— Begin Dataset records —
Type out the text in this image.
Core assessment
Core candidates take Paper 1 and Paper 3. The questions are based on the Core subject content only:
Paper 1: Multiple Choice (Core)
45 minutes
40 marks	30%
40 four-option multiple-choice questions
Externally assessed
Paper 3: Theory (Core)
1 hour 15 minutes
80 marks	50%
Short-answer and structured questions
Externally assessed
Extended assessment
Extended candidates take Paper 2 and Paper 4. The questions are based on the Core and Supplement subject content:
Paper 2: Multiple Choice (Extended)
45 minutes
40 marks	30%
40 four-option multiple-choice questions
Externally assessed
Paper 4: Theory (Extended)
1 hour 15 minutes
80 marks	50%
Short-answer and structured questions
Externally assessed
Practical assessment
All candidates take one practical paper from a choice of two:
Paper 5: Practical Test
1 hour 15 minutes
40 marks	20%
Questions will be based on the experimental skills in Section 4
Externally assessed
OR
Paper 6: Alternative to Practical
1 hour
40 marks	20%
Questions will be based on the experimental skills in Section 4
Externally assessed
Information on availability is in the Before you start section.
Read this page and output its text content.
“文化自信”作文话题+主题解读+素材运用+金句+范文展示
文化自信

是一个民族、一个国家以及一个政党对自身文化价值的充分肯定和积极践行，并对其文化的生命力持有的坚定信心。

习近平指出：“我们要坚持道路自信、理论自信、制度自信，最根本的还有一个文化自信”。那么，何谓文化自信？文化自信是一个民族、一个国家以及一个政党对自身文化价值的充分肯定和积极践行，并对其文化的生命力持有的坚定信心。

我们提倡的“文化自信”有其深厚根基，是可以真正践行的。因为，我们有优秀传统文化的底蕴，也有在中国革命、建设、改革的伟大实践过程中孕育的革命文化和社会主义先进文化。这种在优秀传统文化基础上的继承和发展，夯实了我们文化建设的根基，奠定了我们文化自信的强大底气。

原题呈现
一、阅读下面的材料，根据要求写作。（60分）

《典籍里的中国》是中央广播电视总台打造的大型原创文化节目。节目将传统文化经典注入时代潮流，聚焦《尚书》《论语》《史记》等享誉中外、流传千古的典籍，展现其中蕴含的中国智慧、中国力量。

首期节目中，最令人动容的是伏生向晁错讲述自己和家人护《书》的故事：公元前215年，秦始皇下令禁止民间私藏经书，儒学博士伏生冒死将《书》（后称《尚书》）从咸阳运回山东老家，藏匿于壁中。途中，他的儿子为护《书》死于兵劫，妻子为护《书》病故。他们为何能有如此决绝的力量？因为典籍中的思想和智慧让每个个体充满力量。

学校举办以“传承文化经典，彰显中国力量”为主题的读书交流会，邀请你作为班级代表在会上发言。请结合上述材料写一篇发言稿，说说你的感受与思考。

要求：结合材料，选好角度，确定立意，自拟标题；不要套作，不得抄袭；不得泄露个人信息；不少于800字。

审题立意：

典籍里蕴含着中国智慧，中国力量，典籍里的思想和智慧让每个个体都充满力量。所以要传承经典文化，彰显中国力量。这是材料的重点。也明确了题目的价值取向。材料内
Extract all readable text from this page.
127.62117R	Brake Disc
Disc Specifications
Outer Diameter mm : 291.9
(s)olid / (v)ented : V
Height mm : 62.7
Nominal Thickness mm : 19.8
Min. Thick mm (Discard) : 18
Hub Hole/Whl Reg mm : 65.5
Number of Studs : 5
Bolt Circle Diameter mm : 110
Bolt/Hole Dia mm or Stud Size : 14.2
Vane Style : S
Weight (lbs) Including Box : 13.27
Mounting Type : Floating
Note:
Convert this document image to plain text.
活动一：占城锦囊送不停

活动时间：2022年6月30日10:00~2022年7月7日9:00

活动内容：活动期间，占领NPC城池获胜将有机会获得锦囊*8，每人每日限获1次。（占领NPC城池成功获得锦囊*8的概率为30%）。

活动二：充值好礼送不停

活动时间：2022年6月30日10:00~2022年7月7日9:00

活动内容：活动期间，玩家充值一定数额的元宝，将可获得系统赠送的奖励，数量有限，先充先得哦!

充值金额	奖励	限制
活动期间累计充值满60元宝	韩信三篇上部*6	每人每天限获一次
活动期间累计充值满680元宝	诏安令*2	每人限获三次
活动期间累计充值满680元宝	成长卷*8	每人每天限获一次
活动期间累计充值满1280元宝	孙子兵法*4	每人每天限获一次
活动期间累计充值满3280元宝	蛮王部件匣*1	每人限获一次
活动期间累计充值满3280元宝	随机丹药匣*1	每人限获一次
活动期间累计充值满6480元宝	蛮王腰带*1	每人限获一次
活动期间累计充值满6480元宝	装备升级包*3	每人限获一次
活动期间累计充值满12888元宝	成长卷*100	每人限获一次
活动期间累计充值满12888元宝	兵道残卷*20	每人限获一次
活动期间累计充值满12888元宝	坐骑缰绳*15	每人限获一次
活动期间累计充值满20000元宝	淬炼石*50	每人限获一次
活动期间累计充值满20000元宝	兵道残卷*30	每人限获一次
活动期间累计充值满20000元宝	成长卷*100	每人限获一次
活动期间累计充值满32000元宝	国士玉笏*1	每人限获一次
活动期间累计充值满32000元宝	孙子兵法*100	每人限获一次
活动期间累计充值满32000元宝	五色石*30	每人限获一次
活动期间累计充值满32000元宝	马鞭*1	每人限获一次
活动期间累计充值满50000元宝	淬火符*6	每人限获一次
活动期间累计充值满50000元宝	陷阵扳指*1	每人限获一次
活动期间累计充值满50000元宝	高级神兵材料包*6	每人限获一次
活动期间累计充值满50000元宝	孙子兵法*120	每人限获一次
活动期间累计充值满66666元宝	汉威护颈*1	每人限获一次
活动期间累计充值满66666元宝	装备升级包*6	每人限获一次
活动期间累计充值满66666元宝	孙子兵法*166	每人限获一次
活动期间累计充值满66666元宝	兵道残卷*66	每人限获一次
— End Dataset records —
## Goal of the exercise:
Pull out each line of the entries that contains "一个国家以及一个政党对自身文化价值的充分肯定和积极践行".

## Answer below:
是一个民族、一个国家以及一个政党对自身文化价值的充分肯定和积极践行，并对其文化的生命力持有的坚定信心。
习近平指出：“我们要坚持道路自信、理论自信、制度自信，最根本的还有一个文化自信”。那么，何谓文化自信？文化自信是一个民族、一个国家以及一个政党对自身文化价值的充分肯定和积极践行，并对其文化的生命力持有的坚定信心。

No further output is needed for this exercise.